▽

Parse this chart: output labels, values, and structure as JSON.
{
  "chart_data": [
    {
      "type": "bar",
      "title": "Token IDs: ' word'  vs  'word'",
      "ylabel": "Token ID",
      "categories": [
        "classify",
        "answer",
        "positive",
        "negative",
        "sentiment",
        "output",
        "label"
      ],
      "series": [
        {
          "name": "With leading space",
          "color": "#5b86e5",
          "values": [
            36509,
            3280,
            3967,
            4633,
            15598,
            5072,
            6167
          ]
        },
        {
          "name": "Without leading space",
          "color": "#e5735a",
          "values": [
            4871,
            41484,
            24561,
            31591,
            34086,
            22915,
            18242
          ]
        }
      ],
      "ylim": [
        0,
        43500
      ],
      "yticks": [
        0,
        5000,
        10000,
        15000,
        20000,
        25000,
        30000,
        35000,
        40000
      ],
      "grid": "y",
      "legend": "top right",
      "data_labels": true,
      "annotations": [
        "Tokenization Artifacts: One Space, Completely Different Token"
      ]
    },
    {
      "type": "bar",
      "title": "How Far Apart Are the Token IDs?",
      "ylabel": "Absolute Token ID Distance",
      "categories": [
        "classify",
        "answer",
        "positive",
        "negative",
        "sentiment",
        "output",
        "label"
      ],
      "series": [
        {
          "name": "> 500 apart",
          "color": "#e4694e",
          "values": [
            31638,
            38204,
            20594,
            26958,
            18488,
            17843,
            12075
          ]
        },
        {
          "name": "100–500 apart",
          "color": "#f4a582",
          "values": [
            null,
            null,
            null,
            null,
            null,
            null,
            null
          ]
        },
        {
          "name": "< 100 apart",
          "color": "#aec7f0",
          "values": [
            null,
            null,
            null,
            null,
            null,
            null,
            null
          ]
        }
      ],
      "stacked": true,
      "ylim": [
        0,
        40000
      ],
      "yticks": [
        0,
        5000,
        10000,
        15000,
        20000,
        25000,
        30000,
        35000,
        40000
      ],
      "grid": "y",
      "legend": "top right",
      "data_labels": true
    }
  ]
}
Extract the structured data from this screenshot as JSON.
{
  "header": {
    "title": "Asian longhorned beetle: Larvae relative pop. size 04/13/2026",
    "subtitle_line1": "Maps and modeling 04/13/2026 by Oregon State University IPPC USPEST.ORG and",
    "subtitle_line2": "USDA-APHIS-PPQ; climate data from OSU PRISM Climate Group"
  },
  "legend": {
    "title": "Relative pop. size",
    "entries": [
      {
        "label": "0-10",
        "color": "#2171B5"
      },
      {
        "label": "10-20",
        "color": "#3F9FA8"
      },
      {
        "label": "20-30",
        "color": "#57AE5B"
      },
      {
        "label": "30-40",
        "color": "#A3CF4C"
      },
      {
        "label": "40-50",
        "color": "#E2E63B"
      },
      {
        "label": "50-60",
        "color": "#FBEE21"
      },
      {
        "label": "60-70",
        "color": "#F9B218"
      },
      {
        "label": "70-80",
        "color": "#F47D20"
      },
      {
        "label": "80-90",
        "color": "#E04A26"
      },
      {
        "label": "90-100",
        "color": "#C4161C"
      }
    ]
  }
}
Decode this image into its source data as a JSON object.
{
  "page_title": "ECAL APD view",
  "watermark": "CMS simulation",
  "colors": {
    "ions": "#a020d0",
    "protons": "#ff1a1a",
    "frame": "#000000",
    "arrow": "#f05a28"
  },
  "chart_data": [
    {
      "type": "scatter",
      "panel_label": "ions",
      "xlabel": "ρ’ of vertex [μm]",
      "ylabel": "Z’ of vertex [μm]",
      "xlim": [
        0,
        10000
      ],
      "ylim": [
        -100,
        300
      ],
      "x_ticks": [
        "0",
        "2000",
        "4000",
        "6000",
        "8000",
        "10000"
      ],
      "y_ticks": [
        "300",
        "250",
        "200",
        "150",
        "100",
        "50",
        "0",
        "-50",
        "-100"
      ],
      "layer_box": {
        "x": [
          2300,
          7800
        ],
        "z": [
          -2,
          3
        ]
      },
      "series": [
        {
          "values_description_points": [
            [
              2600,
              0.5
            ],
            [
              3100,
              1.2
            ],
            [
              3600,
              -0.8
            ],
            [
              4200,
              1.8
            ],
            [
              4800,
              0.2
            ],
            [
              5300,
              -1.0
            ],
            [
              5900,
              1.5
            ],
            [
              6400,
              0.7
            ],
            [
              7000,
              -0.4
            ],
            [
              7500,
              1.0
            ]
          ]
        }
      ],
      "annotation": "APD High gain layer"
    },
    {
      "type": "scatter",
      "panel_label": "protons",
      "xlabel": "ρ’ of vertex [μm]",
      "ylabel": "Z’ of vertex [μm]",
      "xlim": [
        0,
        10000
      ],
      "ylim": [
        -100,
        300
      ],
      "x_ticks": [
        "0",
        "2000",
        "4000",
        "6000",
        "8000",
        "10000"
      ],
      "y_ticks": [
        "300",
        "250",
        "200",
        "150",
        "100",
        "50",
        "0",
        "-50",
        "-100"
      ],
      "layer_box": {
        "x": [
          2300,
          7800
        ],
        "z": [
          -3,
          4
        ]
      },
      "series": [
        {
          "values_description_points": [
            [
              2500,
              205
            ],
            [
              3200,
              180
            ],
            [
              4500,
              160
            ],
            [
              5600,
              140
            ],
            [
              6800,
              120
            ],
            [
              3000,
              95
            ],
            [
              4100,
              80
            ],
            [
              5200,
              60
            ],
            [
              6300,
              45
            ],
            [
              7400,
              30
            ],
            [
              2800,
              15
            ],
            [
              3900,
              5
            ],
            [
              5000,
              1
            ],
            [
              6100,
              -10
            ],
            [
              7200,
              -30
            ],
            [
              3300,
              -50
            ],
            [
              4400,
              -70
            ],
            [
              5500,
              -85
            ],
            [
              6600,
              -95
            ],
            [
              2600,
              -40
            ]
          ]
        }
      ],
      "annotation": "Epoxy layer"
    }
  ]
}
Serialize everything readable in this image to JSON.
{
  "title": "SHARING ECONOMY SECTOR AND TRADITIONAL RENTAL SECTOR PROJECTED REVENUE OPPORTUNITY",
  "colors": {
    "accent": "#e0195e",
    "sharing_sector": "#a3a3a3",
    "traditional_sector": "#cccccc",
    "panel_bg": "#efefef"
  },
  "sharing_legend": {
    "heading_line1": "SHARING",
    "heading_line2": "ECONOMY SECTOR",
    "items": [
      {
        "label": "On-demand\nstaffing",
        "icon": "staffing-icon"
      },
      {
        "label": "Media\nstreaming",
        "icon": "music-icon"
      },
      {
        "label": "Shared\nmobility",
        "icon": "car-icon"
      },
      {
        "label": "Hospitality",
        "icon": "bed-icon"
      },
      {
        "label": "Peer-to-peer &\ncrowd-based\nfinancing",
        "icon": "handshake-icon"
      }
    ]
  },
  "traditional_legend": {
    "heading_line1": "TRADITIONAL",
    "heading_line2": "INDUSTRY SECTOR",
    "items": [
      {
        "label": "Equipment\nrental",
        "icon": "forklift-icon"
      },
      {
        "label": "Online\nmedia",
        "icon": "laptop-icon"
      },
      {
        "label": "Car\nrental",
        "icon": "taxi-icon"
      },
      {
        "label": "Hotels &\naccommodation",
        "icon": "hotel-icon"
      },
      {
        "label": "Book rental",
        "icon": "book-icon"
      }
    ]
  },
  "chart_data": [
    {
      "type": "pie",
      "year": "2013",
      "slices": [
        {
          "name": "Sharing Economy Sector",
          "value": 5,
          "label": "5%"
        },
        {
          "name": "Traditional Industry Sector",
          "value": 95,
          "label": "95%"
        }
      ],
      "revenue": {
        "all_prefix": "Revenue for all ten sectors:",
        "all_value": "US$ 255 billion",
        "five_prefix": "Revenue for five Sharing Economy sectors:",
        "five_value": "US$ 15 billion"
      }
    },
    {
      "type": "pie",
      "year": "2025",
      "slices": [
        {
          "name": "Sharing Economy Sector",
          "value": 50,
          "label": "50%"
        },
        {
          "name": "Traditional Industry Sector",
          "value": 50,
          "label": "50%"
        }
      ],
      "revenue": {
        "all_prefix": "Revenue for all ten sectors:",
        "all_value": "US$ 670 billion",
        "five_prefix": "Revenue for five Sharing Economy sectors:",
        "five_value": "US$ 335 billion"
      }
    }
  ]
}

△

-- TASK REQUIREMENTS --
Each line in the material either holds the string "this" or does not. State how many do, and nothing else.

-- EXPECTED ANSWER --
4